Collect all lines from the listing that include the string "Après".

**** SUPPLIED MATERIAL ****

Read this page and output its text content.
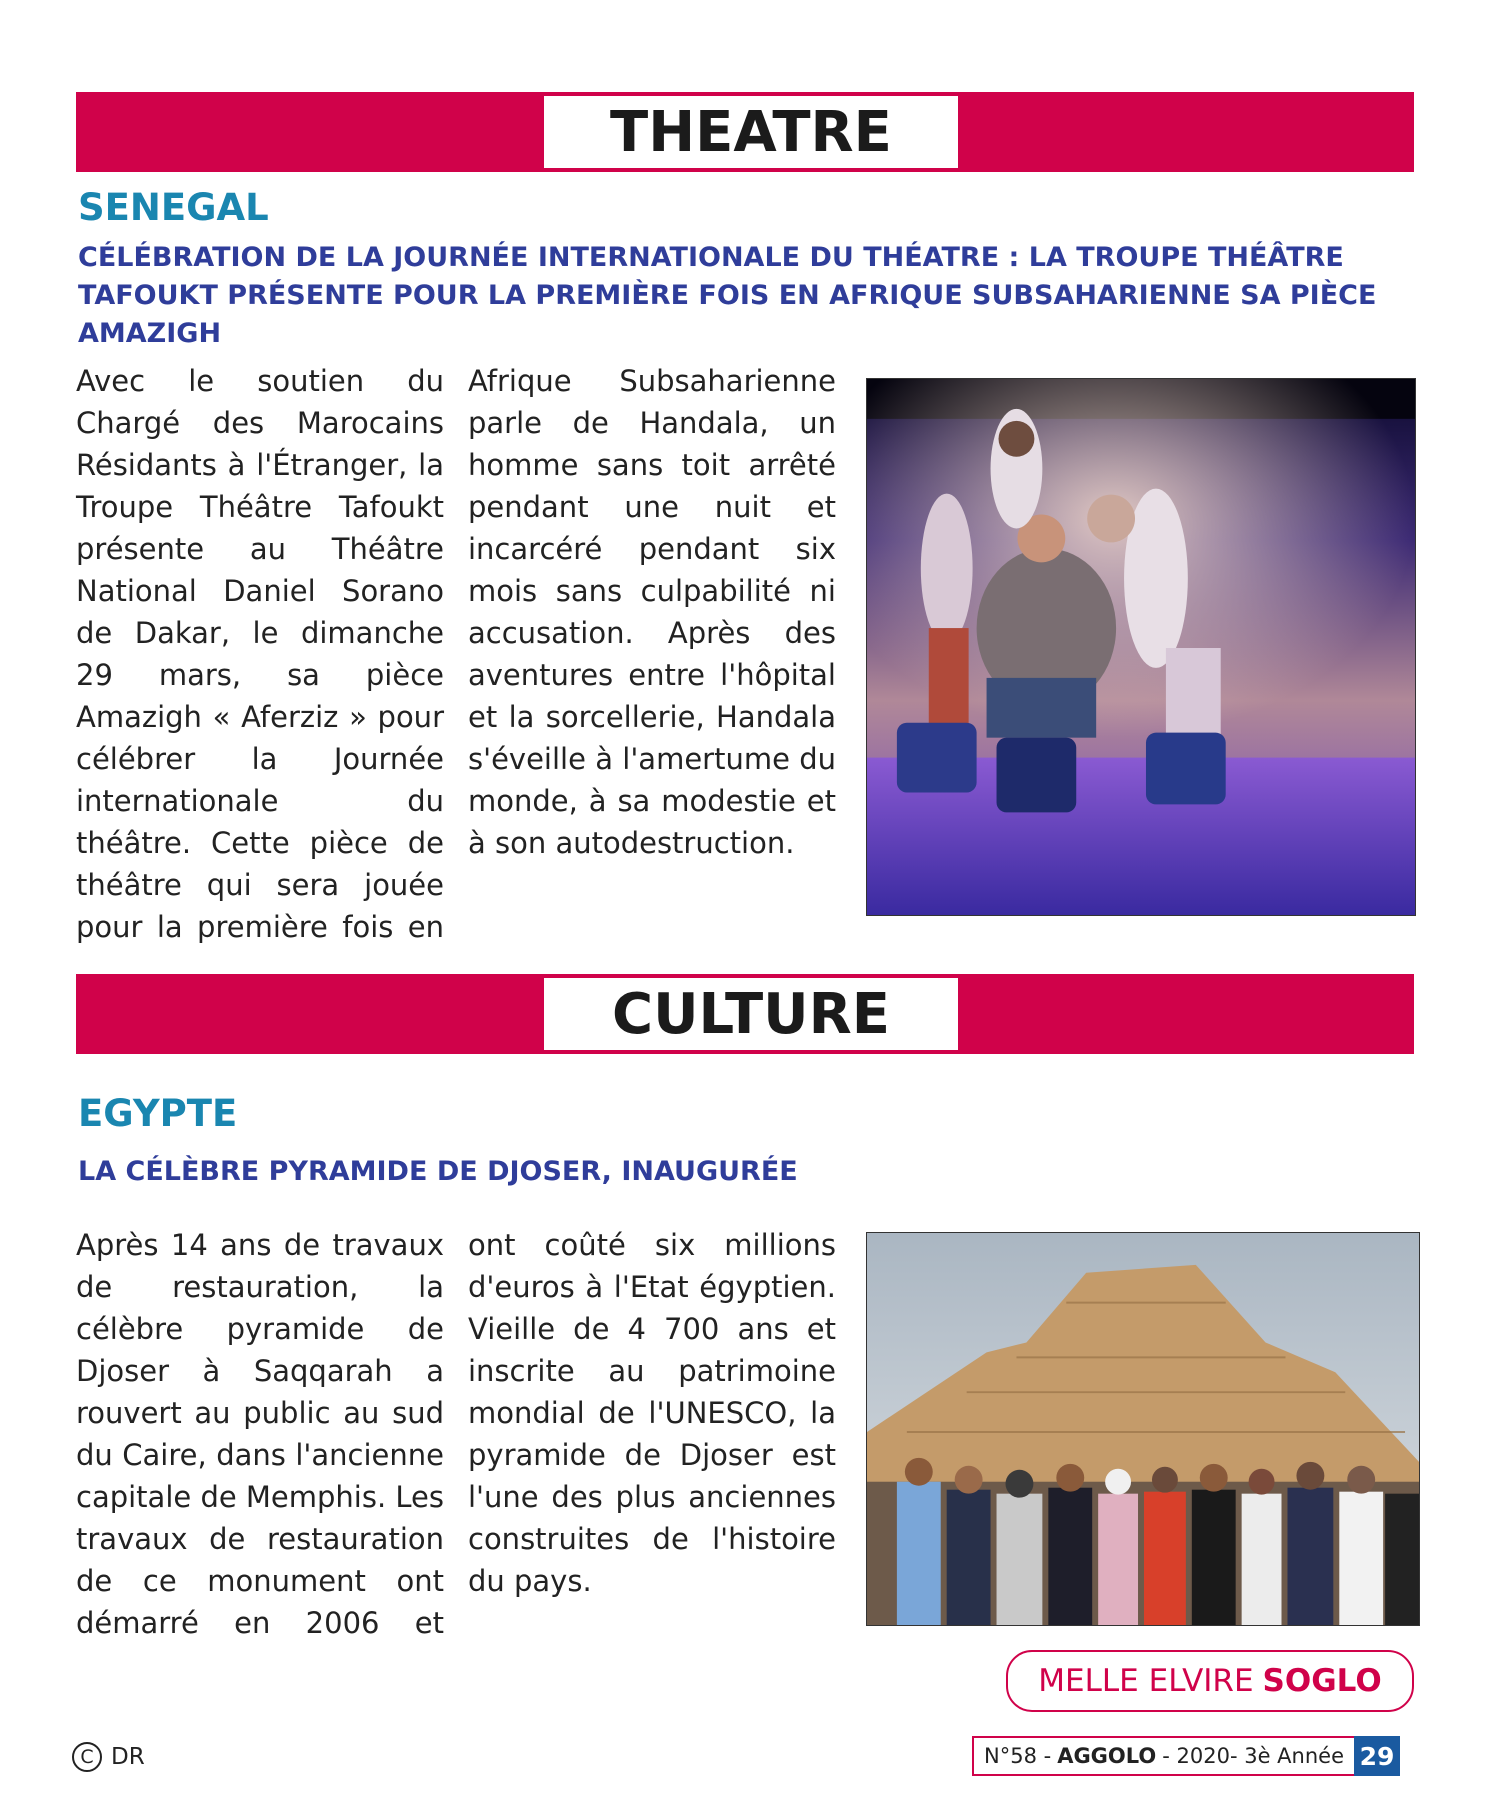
THEATRE
SENEGAL
CÉLÉBRATION DE LA JOURNÉE INTERNATIONALE DU THÉATRE : LA TROUPE THÉÂTRE TAFOUKT PRÉSENTE POUR LA PREMIÈRE FOIS EN AFRIQUE SUBSAHARIENNE SA PIÈCE AMAZIGH
Avec le soutien du Chargé des Marocains Résidants à l'Étranger, la Troupe Théâtre Tafoukt présente au Théâtre National Daniel Sorano de Dakar, le dimanche 29 mars, sa pièce Amazigh « Aferziz » pour célébrer la Journée internationale du théâtre. Cette pièce de théâtre qui sera jouée pour la première fois en
Afrique Subsaharienne parle de Handala, un homme sans toit arrêté pendant une nuit et incarcéré pendant six mois sans culpabilité ni accusation. Après des aventures entre l'hôpital et la sorcellerie, Handala s'éveille à l'amertume du monde, à sa modestie et à son autodestruction.
CULTURE
EGYPTE
LA CÉLÈBRE PYRAMIDE DE DJOSER, INAUGURÉE
Après 14 ans de travaux de restauration, la célèbre pyramide de Djoser à Saqqarah a rouvert au public au sud du Caire, dans l'ancienne capitale de Memphis. Les travaux de restauration de ce monument ont démarré en 2006 et
ont coûté six millions d'euros à l'Etat égyptien. Vieille de 4 700 ans et inscrite au patrimoine mondial de l'UNESCO, la pyramide de Djoser est l'une des plus anciennes construites de l'histoire du pays.
MELLE ELVIRE SOGLO
C DR	N°58 - AGGOLO - 2020- 3è Année 29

****

• **FINISHED EXERCISE**:
Afrique Subsaharienne parle de Handala, un homme sans toit arrêté pendant une nuit et incarcéré pendant six mois sans culpabilité ni accusation. Après des aventures entre l'hôpital et la sorcellerie, Handala s'éveille à l'amertume du monde, à sa modestie et à son autodestruction.
Après 14 ans de travaux de restauration, la célèbre pyramide de Djoser à Saqqarah a rouvert au public au sud du Caire, dans l'ancienne capitale de Memphis. Les travaux de restauration de ce monument ont démarré en 2006 et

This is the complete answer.